**To do**
Identify all lines below that hold "Assessment" and collect them.

**Given records**
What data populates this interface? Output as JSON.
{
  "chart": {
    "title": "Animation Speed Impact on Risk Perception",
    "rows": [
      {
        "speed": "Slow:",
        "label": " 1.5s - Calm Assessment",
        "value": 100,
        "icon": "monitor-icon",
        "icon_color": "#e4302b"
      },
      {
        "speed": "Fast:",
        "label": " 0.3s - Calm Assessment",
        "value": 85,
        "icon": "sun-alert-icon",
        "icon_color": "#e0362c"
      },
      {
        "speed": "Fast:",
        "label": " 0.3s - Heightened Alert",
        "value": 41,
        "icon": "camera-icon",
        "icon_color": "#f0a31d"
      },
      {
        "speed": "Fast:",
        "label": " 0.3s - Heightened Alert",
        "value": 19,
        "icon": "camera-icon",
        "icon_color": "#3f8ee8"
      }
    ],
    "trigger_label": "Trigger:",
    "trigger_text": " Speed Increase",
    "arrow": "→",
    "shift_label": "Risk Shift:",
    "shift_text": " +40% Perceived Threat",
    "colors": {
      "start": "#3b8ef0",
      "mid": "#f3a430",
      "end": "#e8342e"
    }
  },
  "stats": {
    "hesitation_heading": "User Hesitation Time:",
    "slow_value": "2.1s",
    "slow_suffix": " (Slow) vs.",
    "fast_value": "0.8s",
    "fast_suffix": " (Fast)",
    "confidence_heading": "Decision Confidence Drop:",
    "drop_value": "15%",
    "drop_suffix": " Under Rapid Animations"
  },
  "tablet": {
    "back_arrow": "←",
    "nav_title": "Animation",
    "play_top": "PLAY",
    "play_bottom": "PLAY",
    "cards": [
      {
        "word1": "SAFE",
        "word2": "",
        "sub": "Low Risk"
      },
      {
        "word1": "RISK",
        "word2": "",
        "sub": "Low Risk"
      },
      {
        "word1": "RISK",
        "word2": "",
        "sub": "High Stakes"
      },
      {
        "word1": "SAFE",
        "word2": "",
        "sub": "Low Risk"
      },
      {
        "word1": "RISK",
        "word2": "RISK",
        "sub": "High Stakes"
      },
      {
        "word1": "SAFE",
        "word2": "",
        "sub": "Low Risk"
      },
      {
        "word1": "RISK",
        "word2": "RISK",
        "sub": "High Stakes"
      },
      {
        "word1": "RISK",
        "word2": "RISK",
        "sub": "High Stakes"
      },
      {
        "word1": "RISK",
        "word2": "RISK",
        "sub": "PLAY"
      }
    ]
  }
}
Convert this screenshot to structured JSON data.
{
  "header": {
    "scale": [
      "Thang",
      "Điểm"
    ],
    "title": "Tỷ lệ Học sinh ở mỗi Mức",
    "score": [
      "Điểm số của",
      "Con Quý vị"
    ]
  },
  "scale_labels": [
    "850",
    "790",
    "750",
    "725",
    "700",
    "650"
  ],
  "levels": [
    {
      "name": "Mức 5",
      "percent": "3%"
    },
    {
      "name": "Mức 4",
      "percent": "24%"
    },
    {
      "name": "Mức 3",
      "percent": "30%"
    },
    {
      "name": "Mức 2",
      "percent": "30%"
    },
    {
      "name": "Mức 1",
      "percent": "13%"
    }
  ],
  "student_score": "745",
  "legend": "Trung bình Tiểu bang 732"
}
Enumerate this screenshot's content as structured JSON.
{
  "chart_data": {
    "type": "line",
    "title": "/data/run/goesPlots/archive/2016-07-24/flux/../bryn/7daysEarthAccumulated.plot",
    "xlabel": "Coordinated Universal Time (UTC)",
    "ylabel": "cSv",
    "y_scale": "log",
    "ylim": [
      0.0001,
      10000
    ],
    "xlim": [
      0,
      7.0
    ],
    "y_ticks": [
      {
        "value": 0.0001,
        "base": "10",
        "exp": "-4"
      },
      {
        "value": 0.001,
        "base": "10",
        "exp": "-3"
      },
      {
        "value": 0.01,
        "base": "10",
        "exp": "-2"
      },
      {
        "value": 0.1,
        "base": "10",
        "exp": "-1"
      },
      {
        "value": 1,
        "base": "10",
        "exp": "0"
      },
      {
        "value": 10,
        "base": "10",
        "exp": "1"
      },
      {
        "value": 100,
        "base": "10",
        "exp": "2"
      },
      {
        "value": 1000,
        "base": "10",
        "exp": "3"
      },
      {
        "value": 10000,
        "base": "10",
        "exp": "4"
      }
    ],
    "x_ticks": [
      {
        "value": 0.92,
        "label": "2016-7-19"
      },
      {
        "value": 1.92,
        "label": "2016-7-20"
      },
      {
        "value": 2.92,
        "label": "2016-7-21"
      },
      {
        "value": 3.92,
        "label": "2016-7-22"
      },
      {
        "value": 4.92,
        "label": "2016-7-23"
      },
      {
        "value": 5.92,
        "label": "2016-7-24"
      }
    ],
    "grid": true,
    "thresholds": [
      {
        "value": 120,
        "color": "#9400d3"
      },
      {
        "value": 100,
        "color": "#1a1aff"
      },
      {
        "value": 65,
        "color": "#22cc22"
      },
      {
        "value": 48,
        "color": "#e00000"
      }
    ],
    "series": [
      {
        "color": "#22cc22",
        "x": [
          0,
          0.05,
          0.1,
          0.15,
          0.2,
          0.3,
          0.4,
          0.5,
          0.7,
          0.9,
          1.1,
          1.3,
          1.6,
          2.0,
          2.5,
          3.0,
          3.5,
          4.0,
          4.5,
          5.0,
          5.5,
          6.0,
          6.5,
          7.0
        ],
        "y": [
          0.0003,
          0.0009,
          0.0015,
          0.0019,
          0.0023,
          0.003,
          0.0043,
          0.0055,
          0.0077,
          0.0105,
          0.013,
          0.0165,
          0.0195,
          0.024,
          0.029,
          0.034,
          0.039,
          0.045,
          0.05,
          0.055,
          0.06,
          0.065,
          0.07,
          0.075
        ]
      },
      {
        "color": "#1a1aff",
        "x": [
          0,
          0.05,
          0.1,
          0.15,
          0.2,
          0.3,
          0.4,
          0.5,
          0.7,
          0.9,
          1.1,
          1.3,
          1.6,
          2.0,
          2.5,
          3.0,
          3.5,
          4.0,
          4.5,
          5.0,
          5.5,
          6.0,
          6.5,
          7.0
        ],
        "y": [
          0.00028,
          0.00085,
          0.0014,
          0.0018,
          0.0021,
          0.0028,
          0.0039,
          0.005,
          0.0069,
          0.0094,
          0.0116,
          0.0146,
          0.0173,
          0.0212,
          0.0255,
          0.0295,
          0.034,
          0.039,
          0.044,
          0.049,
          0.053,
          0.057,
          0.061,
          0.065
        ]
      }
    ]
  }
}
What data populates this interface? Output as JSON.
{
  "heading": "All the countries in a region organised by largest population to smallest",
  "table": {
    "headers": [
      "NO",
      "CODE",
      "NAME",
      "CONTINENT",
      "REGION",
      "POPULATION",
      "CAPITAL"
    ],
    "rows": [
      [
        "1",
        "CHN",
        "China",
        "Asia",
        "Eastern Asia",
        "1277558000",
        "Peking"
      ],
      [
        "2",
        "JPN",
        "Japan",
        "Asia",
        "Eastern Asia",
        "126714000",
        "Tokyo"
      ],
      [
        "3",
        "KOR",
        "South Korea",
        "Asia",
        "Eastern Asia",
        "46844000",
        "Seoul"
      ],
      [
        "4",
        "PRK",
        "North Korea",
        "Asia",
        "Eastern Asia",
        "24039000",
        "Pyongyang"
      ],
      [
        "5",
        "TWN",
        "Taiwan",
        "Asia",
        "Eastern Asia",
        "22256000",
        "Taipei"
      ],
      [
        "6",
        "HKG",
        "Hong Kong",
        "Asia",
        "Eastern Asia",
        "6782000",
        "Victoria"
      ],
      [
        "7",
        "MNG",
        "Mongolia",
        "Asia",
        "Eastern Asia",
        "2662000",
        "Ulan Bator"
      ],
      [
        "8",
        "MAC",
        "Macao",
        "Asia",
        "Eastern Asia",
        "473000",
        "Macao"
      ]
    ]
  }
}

**Exercise output**
        "label": " 1.5s - Calm Assessment",
        "label": " 0.3s - Calm Assessment",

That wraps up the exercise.